* What needs to be done: Take the material below and retype it in full; pictures are left out.

Stored data entries
== == ==

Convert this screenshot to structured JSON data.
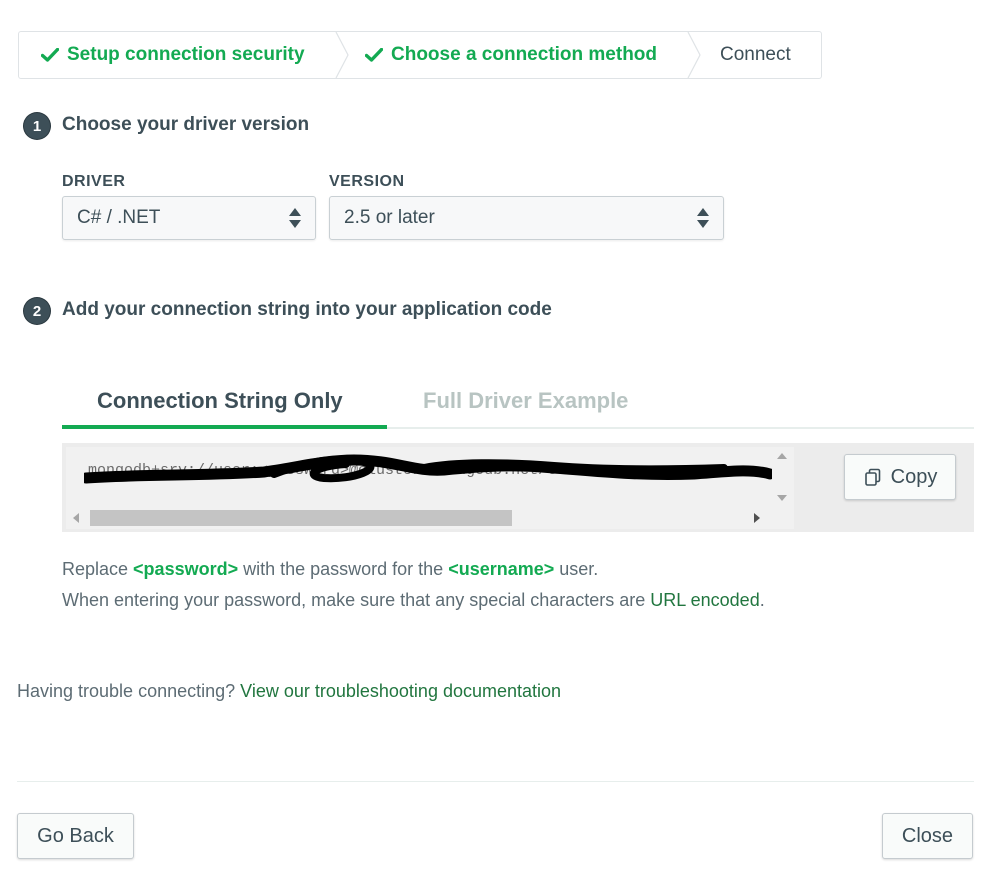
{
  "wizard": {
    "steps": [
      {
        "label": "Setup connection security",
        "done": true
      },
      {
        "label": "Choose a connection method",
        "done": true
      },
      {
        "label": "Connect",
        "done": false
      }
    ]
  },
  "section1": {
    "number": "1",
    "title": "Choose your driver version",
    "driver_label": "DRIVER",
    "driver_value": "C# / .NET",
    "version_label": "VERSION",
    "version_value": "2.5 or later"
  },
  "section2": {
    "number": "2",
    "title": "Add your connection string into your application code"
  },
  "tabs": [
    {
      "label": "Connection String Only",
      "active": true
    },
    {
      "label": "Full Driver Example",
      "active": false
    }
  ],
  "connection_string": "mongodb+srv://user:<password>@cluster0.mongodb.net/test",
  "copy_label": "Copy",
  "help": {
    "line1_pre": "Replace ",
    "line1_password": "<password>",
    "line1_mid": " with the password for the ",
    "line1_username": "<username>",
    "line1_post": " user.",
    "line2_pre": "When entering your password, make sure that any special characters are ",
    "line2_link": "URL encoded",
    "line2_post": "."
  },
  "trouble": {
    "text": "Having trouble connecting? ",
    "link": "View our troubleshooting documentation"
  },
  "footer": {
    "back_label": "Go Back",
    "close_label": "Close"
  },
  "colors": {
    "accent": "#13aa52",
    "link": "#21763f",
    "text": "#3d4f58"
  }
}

== == ==

* The output:
Convert this screenshot to structured JSON data.
{
  "wizard": {
    "steps": [
      {
        "label": "Setup connection security",
        "done": true
      },
      {
        "label": "Choose a connection method",
        "done": true
      },
      {
        "label": "Connect",
        "done": false
      }
    ]
  },
  "section1": {
    "number": "1",
    "title": "Choose your driver version",
    "driver_label": "DRIVER",
    "driver_value": "C# / .NET",
    "version_label": "VERSION",
    "version_value": "2.5 or later"
  },
  "section2": {
    "number": "2",
    "title": "Add your connection string into your application code"
  },
  "tabs": [
    {
      "label": "Connection String Only",
      "active": true
    },
    {
      "label": "Full Driver Example",
      "active": false
    }
  ],
  "connection_string": "mongodb+srv://user:<password>@cluster0.mongodb.net/test",
  "copy_label": "Copy",
  "help": {
    "line1_pre": "Replace ",
    "line1_password": "<password>",
    "line1_mid": " with the password for the ",
    "line1_username": "<username>",
    "line1_post": " user.",
    "line2_pre": "When entering your password, make sure that any special characters are ",
    "line2_link": "URL encoded",
    "line2_post": "."
  },
  "trouble": {
    "text": "Having trouble connecting? ",
    "link": "View our troubleshooting documentation"
  },
  "footer": {
    "back_label": "Go Back",
    "close_label": "Close"
  },
  "colors": {
    "accent": "#13aa52",
    "link": "#21763f",
    "text": "#3d4f58"
  }
}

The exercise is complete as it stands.